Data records
++++
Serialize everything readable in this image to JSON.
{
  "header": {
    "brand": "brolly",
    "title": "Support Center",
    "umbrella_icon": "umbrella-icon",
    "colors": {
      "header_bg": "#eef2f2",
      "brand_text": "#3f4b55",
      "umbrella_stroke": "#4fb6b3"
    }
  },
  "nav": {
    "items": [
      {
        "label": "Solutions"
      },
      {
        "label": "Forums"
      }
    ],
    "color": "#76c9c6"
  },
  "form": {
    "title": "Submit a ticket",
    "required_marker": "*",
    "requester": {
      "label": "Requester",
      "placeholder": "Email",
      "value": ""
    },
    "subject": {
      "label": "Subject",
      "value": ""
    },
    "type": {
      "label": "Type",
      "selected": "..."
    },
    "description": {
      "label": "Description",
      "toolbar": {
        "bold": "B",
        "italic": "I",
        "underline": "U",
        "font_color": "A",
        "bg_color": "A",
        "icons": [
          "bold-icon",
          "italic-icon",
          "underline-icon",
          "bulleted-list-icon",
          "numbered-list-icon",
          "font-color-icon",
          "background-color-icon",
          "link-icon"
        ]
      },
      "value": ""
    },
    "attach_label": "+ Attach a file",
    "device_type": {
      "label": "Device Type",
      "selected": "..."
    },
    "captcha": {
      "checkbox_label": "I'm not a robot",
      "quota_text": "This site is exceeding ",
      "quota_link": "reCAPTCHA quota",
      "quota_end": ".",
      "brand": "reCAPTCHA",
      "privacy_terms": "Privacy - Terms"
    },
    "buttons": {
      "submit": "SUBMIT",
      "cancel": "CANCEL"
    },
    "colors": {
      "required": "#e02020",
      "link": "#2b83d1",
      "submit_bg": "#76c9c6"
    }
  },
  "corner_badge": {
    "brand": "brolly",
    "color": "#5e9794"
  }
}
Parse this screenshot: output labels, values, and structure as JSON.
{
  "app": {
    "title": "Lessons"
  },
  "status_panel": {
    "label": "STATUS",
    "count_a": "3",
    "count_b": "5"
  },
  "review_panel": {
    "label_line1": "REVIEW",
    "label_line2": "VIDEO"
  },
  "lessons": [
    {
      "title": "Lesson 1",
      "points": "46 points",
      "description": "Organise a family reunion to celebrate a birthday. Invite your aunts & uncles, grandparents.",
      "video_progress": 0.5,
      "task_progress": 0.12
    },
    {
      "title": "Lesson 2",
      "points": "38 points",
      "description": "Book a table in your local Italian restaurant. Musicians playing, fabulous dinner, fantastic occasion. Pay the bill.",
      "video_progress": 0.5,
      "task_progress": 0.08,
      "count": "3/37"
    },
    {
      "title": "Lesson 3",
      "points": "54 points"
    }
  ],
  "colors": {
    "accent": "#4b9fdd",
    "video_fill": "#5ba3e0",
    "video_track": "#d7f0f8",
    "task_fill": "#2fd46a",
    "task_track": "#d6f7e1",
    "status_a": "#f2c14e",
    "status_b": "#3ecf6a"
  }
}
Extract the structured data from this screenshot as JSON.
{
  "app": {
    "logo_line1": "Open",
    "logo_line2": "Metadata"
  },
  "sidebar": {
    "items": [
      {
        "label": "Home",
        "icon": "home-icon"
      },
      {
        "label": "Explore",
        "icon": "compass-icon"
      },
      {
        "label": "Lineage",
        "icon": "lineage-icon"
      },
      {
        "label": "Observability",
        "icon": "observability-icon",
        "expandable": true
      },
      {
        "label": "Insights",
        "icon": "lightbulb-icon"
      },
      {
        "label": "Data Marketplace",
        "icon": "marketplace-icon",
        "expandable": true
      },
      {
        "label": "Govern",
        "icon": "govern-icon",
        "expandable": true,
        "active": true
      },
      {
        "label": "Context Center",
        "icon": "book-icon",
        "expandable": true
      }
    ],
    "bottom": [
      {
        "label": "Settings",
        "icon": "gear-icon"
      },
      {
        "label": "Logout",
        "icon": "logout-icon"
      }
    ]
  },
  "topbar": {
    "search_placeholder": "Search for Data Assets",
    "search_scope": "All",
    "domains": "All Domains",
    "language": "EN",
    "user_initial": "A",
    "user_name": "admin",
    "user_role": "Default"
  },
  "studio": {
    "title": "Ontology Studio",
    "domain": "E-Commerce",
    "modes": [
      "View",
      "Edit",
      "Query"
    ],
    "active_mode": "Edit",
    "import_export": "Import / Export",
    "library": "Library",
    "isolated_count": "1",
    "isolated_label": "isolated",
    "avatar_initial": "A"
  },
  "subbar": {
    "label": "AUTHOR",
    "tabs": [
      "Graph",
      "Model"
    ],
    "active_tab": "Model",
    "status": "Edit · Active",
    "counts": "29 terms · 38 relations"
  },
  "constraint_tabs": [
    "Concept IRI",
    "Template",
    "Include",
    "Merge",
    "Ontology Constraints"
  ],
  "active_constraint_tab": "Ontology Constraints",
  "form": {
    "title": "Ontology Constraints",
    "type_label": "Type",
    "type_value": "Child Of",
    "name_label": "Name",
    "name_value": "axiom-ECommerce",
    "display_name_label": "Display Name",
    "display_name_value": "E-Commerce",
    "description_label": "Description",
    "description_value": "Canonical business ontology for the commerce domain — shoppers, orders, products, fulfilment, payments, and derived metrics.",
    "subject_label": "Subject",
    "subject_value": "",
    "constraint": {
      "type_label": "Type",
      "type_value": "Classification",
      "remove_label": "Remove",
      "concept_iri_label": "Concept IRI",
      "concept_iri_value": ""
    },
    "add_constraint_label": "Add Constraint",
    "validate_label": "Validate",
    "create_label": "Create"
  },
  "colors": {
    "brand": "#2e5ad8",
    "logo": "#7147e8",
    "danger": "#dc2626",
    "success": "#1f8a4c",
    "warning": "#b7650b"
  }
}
++++
◆ Work to do
Every entry must be quoted exactly as it appears above.

◆ Complete response
Serialize everything readable in this image to JSON.
{
  "header": {
    "brand": "brolly",
    "title": "Support Center",
    "umbrella_icon": "umbrella-icon",
    "colors": {
      "header_bg": "#eef2f2",
      "brand_text": "#3f4b55",
      "umbrella_stroke": "#4fb6b3"
    }
  },
  "nav": {
    "items": [
      {
        "label": "Solutions"
      },
      {
        "label": "Forums"
      }
    ],
    "color": "#76c9c6"
  },
  "form": {
    "title": "Submit a ticket",
    "required_marker": "*",
    "requester": {
      "label": "Requester",
      "placeholder": "Email",
      "value": ""
    },
    "subject": {
      "label": "Subject",
      "value": ""
    },
    "type": {
      "label": "Type",
      "selected": "..."
    },
    "description": {
      "label": "Description",
      "toolbar": {
        "bold": "B",
        "italic": "I",
        "underline": "U",
        "font_color": "A",
        "bg_color": "A",
        "icons": [
          "bold-icon",
          "italic-icon",
          "underline-icon",
          "bulleted-list-icon",
          "numbered-list-icon",
          "font-color-icon",
          "background-color-icon",
          "link-icon"
        ]
      },
      "value": ""
    },
    "attach_label": "+ Attach a file",
    "device_type": {
      "label": "Device Type",
      "selected": "..."
    },
    "captcha": {
      "checkbox_label": "I'm not a robot",
      "quota_text": "This site is exceeding ",
      "quota_link": "reCAPTCHA quota",
      "quota_end": ".",
      "brand": "reCAPTCHA",
      "privacy_terms": "Privacy - Terms"
    },
    "buttons": {
      "submit": "SUBMIT",
      "cancel": "CANCEL"
    },
    "colors": {
      "required": "#e02020",
      "link": "#2b83d1",
      "submit_bg": "#76c9c6"
    }
  },
  "corner_badge": {
    "brand": "brolly",
    "color": "#5e9794"
  }
}
Parse this screenshot: output labels, values, and structure as JSON.
{
  "app": {
    "title": "Lessons"
  },
  "status_panel": {
    "label": "STATUS",
    "count_a": "3",
    "count_b": "5"
  },
  "review_panel": {
    "label_line1": "REVIEW",
    "label_line2": "VIDEO"
  },
  "lessons": [
    {
      "title": "Lesson 1",
      "points": "46 points",
      "description": "Organise a family reunion to celebrate a birthday. Invite your aunts & uncles, grandparents.",
      "video_progress": 0.5,
      "task_progress": 0.12
    },
    {
      "title": "Lesson 2",
      "points": "38 points",
      "description": "Book a table in your local Italian restaurant. Musicians playing, fabulous dinner, fantastic occasion. Pay the bill.",
      "video_progress": 0.5,
      "task_progress": 0.08,
      "count": "3/37"
    },
    {
      "title": "Lesson 3",
      "points": "54 points"
    }
  ],
  "colors": {
    "accent": "#4b9fdd",
    "video_fill": "#5ba3e0",
    "video_track": "#d7f0f8",
    "task_fill": "#2fd46a",
    "task_track": "#d6f7e1",
    "status_a": "#f2c14e",
    "status_b": "#3ecf6a"
  }
}
Extract the structured data from this screenshot as JSON.
{
  "app": {
    "logo_line1": "Open",
    "logo_line2": "Metadata"
  },
  "sidebar": {
    "items": [
      {
        "label": "Home",
        "icon": "home-icon"
      },
      {
        "label": "Explore",
        "icon": "compass-icon"
      },
      {
        "label": "Lineage",
        "icon": "lineage-icon"
      },
      {
        "label": "Observability",
        "icon": "observability-icon",
        "expandable": true
      },
      {
        "label": "Insights",
        "icon": "lightbulb-icon"
      },
      {
        "label": "Data Marketplace",
        "icon": "marketplace-icon",
        "expandable": true
      },
      {
        "label": "Govern",
        "icon": "govern-icon",
        "expandable": true,
        "active": true
      },
      {
        "label": "Context Center",
        "icon": "book-icon",
        "expandable": true
      }
    ],
    "bottom": [
      {
        "label": "Settings",
        "icon": "gear-icon"
      },
      {
        "label": "Logout",
        "icon": "logout-icon"
      }
    ]
  },
  "topbar": {
    "search_placeholder": "Search for Data Assets",
    "search_scope": "All",
    "domains": "All Domains",
    "language": "EN",
    "user_initial": "A",
    "user_name": "admin",
    "user_role": "Default"
  },
  "studio": {
    "title": "Ontology Studio",
    "domain": "E-Commerce",
    "modes": [
      "View",
      "Edit",
      "Query"
    ],
    "active_mode": "Edit",
    "import_export": "Import / Export",
    "library": "Library",
    "isolated_count": "1",
    "isolated_label": "isolated",
    "avatar_initial": "A"
  },
  "subbar": {
    "label": "AUTHOR",
    "tabs": [
      "Graph",
      "Model"
    ],
    "active_tab": "Model",
    "status": "Edit · Active",
    "counts": "29 terms · 38 relations"
  },
  "constraint_tabs": [
    "Concept IRI",
    "Template",
    "Include",
    "Merge",
    "Ontology Constraints"
  ],
  "active_constraint_tab": "Ontology Constraints",
  "form": {
    "title": "Ontology Constraints",
    "type_label": "Type",
    "type_value": "Child Of",
    "name_label": "Name",
    "name_value": "axiom-ECommerce",
    "display_name_label": "Display Name",
    "display_name_value": "E-Commerce",
    "description_label": "Description",
    "description_value": "Canonical business ontology for the commerce domain — shoppers, orders, products, fulfilment, payments, and derived metrics.",
    "subject_label": "Subject",
    "subject_value": "",
    "constraint": {
      "type_label": "Type",
      "type_value": "Classification",
      "remove_label": "Remove",
      "concept_iri_label": "Concept IRI",
      "concept_iri_value": ""
    },
    "add_constraint_label": "Add Constraint",
    "validate_label": "Validate",
    "create_label": "Create"
  },
  "colors": {
    "brand": "#2e5ad8",
    "logo": "#7147e8",
    "danger": "#dc2626",
    "success": "#1f8a4c",
    "warning": "#b7650b"
  }
}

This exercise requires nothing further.